#### Written task:
Copy all lines that contain the word "Pierre".

** start of Data supplied **

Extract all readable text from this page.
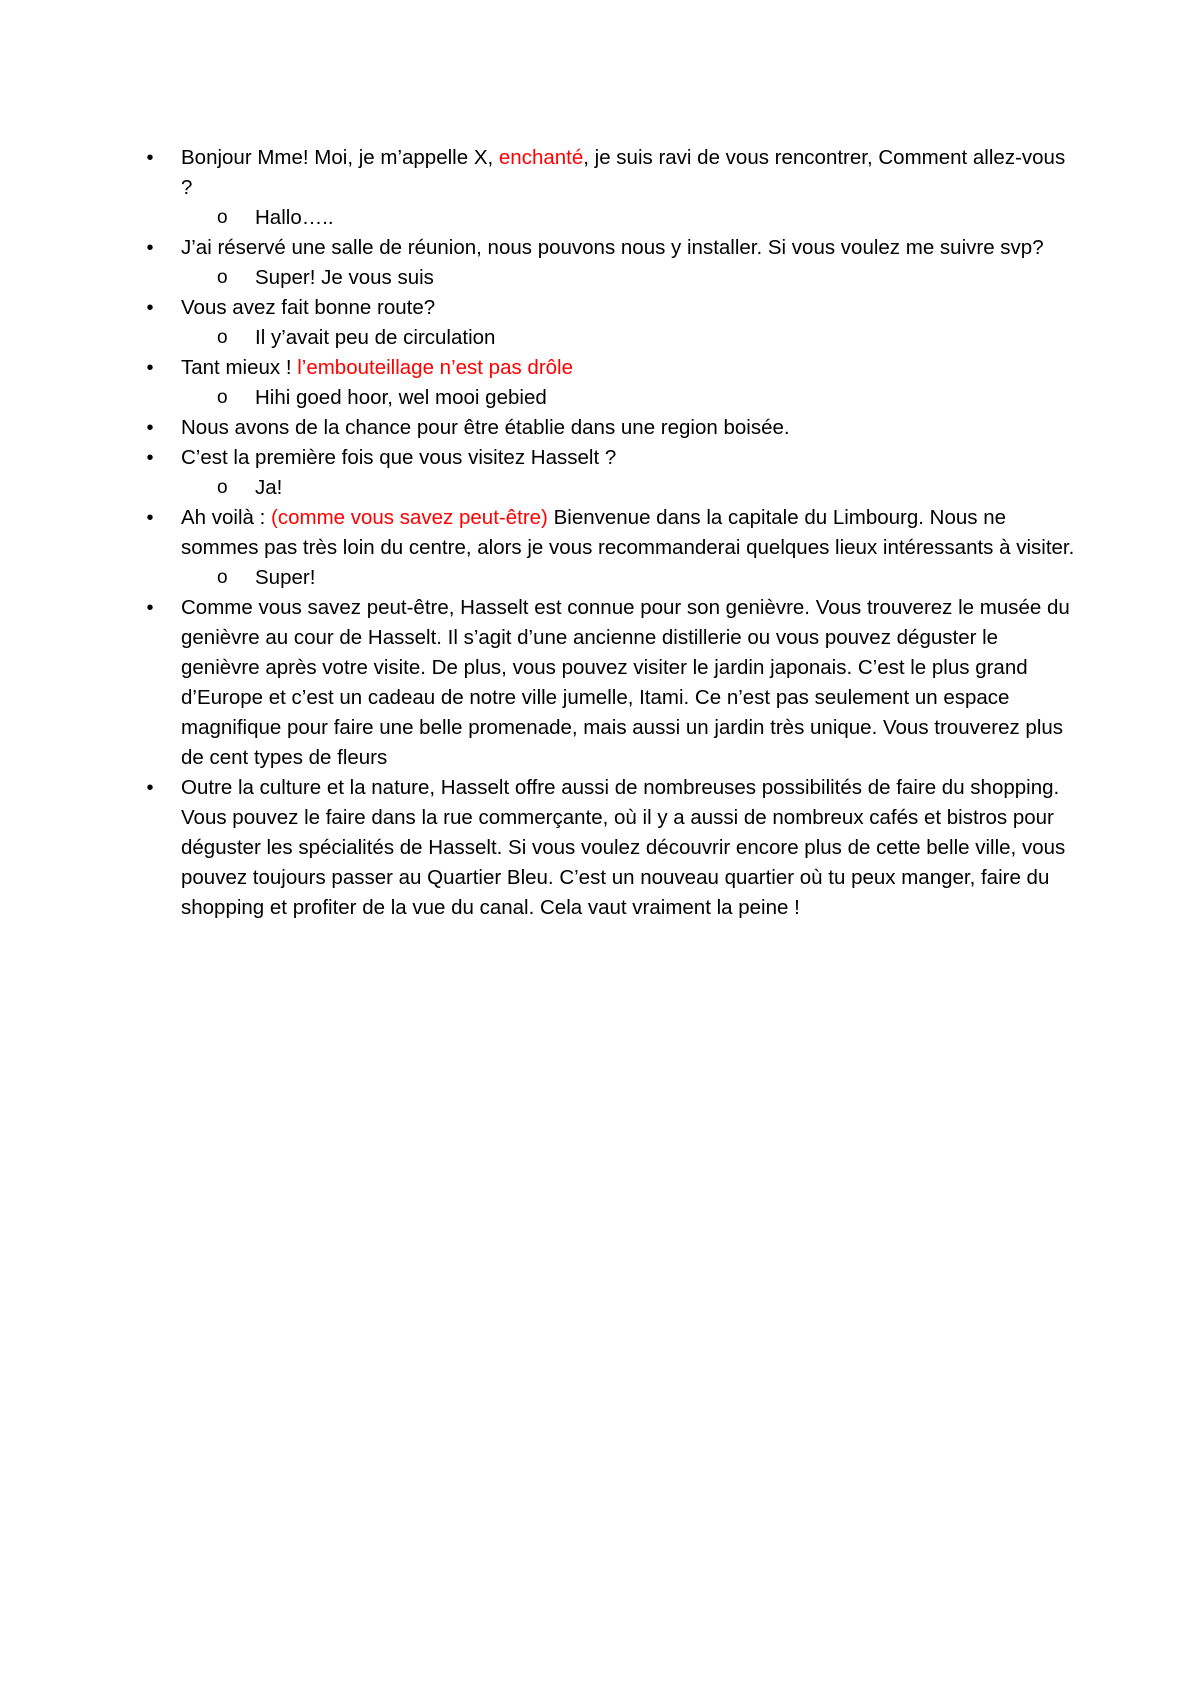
• Bonjour Mme! Moi, je m’appelle X, enchanté, je suis ravi de vous rencontrer, Comment allez-vous ?
o Hallo…..
• J’ai réservé une salle de réunion, nous pouvons nous y installer. Si vous voulez me suivre svp?
o Super! Je vous suis
• Vous avez fait bonne route?
o Il y’avait peu de circulation
• Tant mieux ! l’embouteillage n’est pas drôle
o Hihi goed hoor, wel mooi gebied
• Nous avons de la chance pour être établie dans une region boisée.
• C’est la première fois que vous visitez Hasselt ?
o Ja!
• Ah voilà : (comme vous savez peut-être) Bienvenue dans la capitale du Limbourg. Nous ne sommes pas très loin du centre, alors je vous recommanderai quelques lieux intéressants à visiter.
o Super!
• Comme vous savez peut-être, Hasselt est connue pour son genièvre. Vous trouverez le musée du genièvre au cour de Hasselt. Il s’agit d’une ancienne distillerie ou vous pouvez déguster le genièvre après votre visite. De plus, vous pouvez visiter le jardin japonais. C’est le plus grand d’Europe et c’est un cadeau de notre ville jumelle, Itami. Ce n’est pas seulement un espace magnifique pour faire une belle promenade, mais aussi un jardin très unique. Vous trouverez plus de cent types de fleurs
• Outre la culture et la nature, Hasselt offre aussi de nombreuses possibilités de faire du shopping. Vous pouvez le faire dans la rue commerçante, où il y a aussi de nombreux cafés et bistros pour déguster les spécialités de Hasselt. Si vous voulez découvrir encore plus de cette belle ville, vous pouvez toujours passer au Quartier Bleu. C’est un nouveau quartier où tu peux manger, faire du shopping et profiter de la vue du canal. Cela vaut vraiment la peine !
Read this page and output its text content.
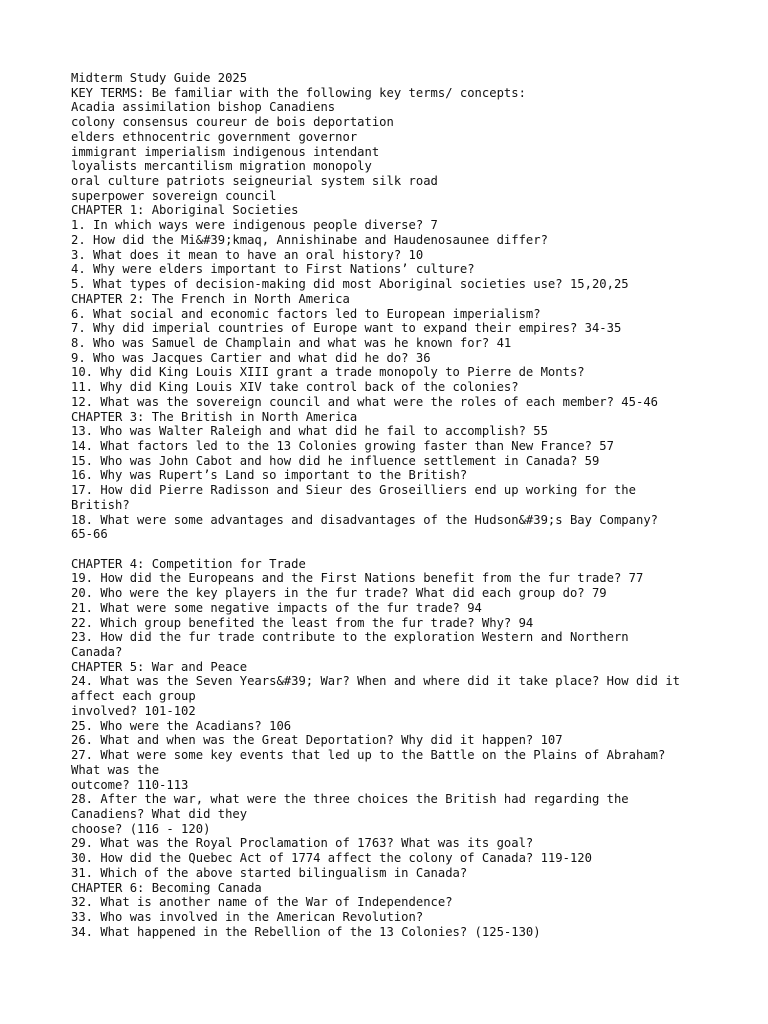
Midterm Study Guide 2025
KEY TERMS: Be familiar with the following key terms/ concepts:
Acadia assimilation bishop Canadiens
colony consensus coureur de bois deportation
elders ethnocentric government governor
immigrant imperialism indigenous intendant
loyalists mercantilism migration monopoly
oral culture patriots seigneurial system silk road
superpower sovereign council
CHAPTER 1: Aboriginal Societies
1. In which ways were indigenous people diverse? 7
2. How did the Mi&#39;kmaq, Annishinabe and Haudenosaunee differ?
3. What does it mean to have an oral history? 10
4. Why were elders important to First Nations’ culture?
5. What types of decision-making did most Aboriginal societies use? 15,20,25
CHAPTER 2: The French in North America
6. What social and economic factors led to European imperialism?
7. Why did imperial countries of Europe want to expand their empires? 34-35
8. Who was Samuel de Champlain and what was he known for? 41
9. Who was Jacques Cartier and what did he do? 36
10. Why did King Louis XIII grant a trade monopoly to Pierre de Monts?
11. Why did King Louis XIV take control back of the colonies?
12. What was the sovereign council and what were the roles of each member? 45-46
CHAPTER 3: The British in North America
13. Who was Walter Raleigh and what did he fail to accomplish? 55
14. What factors led to the 13 Colonies growing faster than New France? 57
15. Who was John Cabot and how did he influence settlement in Canada? 59
16. Why was Rupert’s Land so important to the British?
17. How did Pierre Radisson and Sieur des Groseilliers end up working for the
British?
18. What were some advantages and disadvantages of the Hudson&#39;s Bay Company?
65-66
CHAPTER 4: Competition for Trade
19. How did the Europeans and the First Nations benefit from the fur trade? 77
20. Who were the key players in the fur trade? What did each group do? 79
21. What were some negative impacts of the fur trade? 94
22. Which group benefited the least from the fur trade? Why? 94
23. How did the fur trade contribute to the exploration Western and Northern
Canada?
CHAPTER 5: War and Peace
24. What was the Seven Years&#39; War? When and where did it take place? How did it
affect each group
involved? 101-102
25. Who were the Acadians? 106
26. What and when was the Great Deportation? Why did it happen? 107
27. What were some key events that led up to the Battle on the Plains of Abraham?
What was the
outcome? 110-113
28. After the war, what were the three choices the British had regarding the
Canadiens? What did they
choose? (116 - 120)
29. What was the Royal Proclamation of 1763? What was its goal?
30. How did the Quebec Act of 1774 affect the colony of Canada? 119-120
31. Which of the above started bilingualism in Canada?
CHAPTER 6: Becoming Canada
32. What is another name of the War of Independence?
33. Who was involved in the American Revolution?
34. What happened in the Rebellion of the 13 Colonies? (125-130)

** end of Data supplied **

#### Reply to the exercise:
10. Why did King Louis XIII grant a trade monopoly to Pierre de Monts?
17. How did Pierre Radisson and Sieur des Groseilliers end up working for the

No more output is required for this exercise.